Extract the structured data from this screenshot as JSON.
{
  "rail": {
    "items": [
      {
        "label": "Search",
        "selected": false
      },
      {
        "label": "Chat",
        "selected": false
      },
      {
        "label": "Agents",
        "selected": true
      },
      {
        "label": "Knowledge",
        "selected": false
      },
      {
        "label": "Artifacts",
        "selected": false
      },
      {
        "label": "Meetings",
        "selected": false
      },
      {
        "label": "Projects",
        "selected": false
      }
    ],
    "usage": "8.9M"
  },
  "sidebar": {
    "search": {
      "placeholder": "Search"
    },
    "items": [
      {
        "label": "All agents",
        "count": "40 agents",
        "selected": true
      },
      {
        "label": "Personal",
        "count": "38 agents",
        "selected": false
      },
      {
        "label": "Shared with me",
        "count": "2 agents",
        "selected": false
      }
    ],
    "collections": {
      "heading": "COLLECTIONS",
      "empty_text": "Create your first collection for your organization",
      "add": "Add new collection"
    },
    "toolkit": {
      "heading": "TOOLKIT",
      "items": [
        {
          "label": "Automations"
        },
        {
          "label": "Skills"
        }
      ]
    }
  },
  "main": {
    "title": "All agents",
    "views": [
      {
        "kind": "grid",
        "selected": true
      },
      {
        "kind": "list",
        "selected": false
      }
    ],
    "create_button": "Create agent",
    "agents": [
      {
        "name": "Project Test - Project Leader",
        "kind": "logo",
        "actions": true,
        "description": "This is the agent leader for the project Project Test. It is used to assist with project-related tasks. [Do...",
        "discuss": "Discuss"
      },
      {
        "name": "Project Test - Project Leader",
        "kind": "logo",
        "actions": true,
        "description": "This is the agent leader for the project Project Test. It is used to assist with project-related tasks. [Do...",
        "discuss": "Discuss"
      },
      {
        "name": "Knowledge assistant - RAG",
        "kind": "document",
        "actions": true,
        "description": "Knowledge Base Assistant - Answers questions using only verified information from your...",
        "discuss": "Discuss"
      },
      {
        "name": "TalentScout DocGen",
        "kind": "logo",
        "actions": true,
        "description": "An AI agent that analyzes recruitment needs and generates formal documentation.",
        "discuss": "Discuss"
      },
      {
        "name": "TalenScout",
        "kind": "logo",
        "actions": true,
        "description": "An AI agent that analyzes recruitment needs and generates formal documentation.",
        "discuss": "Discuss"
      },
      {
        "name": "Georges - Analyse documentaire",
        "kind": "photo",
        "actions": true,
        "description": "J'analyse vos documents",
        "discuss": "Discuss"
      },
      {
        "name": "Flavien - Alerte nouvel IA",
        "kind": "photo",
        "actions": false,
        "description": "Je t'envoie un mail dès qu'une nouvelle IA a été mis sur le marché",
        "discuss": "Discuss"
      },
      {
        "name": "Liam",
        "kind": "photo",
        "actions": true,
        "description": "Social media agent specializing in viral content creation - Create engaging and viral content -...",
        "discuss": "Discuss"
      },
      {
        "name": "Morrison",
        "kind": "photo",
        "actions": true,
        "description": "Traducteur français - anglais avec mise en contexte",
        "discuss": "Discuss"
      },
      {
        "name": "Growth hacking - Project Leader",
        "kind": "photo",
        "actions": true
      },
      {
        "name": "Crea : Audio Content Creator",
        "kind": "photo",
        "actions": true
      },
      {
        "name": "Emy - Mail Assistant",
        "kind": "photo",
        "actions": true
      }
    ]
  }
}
──────────────────────────────
WHAT THE TASK REQUIRES: Restate the material above word for word, leaving nothing out.

TASK RESPONSE:
Extract the structured data from this screenshot as JSON.
{
  "rail": {
    "items": [
      {
        "label": "Search",
        "selected": false
      },
      {
        "label": "Chat",
        "selected": false
      },
      {
        "label": "Agents",
        "selected": true
      },
      {
        "label": "Knowledge",
        "selected": false
      },
      {
        "label": "Artifacts",
        "selected": false
      },
      {
        "label": "Meetings",
        "selected": false
      },
      {
        "label": "Projects",
        "selected": false
      }
    ],
    "usage": "8.9M"
  },
  "sidebar": {
    "search": {
      "placeholder": "Search"
    },
    "items": [
      {
        "label": "All agents",
        "count": "40 agents",
        "selected": true
      },
      {
        "label": "Personal",
        "count": "38 agents",
        "selected": false
      },
      {
        "label": "Shared with me",
        "count": "2 agents",
        "selected": false
      }
    ],
    "collections": {
      "heading": "COLLECTIONS",
      "empty_text": "Create your first collection for your organization",
      "add": "Add new collection"
    },
    "toolkit": {
      "heading": "TOOLKIT",
      "items": [
        {
          "label": "Automations"
        },
        {
          "label": "Skills"
        }
      ]
    }
  },
  "main": {
    "title": "All agents",
    "views": [
      {
        "kind": "grid",
        "selected": true
      },
      {
        "kind": "list",
        "selected": false
      }
    ],
    "create_button": "Create agent",
    "agents": [
      {
        "name": "Project Test - Project Leader",
        "kind": "logo",
        "actions": true,
        "description": "This is the agent leader for the project Project Test. It is used to assist with project-related tasks. [Do...",
        "discuss": "Discuss"
      },
      {
        "name": "Project Test - Project Leader",
        "kind": "logo",
        "actions": true,
        "description": "This is the agent leader for the project Project Test. It is used to assist with project-related tasks. [Do...",
        "discuss": "Discuss"
      },
      {
        "name": "Knowledge assistant - RAG",
        "kind": "document",
        "actions": true,
        "description": "Knowledge Base Assistant - Answers questions using only verified information from your...",
        "discuss": "Discuss"
      },
      {
        "name": "TalentScout DocGen",
        "kind": "logo",
        "actions": true,
        "description": "An AI agent that analyzes recruitment needs and generates formal documentation.",
        "discuss": "Discuss"
      },
      {
        "name": "TalenScout",
        "kind": "logo",
        "actions": true,
        "description": "An AI agent that analyzes recruitment needs and generates formal documentation.",
        "discuss": "Discuss"
      },
      {
        "name": "Georges - Analyse documentaire",
        "kind": "photo",
        "actions": true,
        "description": "J'analyse vos documents",
        "discuss": "Discuss"
      },
      {
        "name": "Flavien - Alerte nouvel IA",
        "kind": "photo",
        "actions": false,
        "description": "Je t'envoie un mail dès qu'une nouvelle IA a été mis sur le marché",
        "discuss": "Discuss"
      },
      {
        "name": "Liam",
        "kind": "photo",
        "actions": true,
        "description": "Social media agent specializing in viral content creation - Create engaging and viral content -...",
        "discuss": "Discuss"
      },
      {
        "name": "Morrison",
        "kind": "photo",
        "actions": true,
        "description": "Traducteur français - anglais avec mise en contexte",
        "discuss": "Discuss"
      },
      {
        "name": "Growth hacking - Project Leader",
        "kind": "photo",
        "actions": true
      },
      {
        "name": "Crea : Audio Content Creator",
        "kind": "photo",
        "actions": true
      },
      {
        "name": "Emy - Mail Assistant",
        "kind": "photo",
        "actions": true
      }
    ]
  }
}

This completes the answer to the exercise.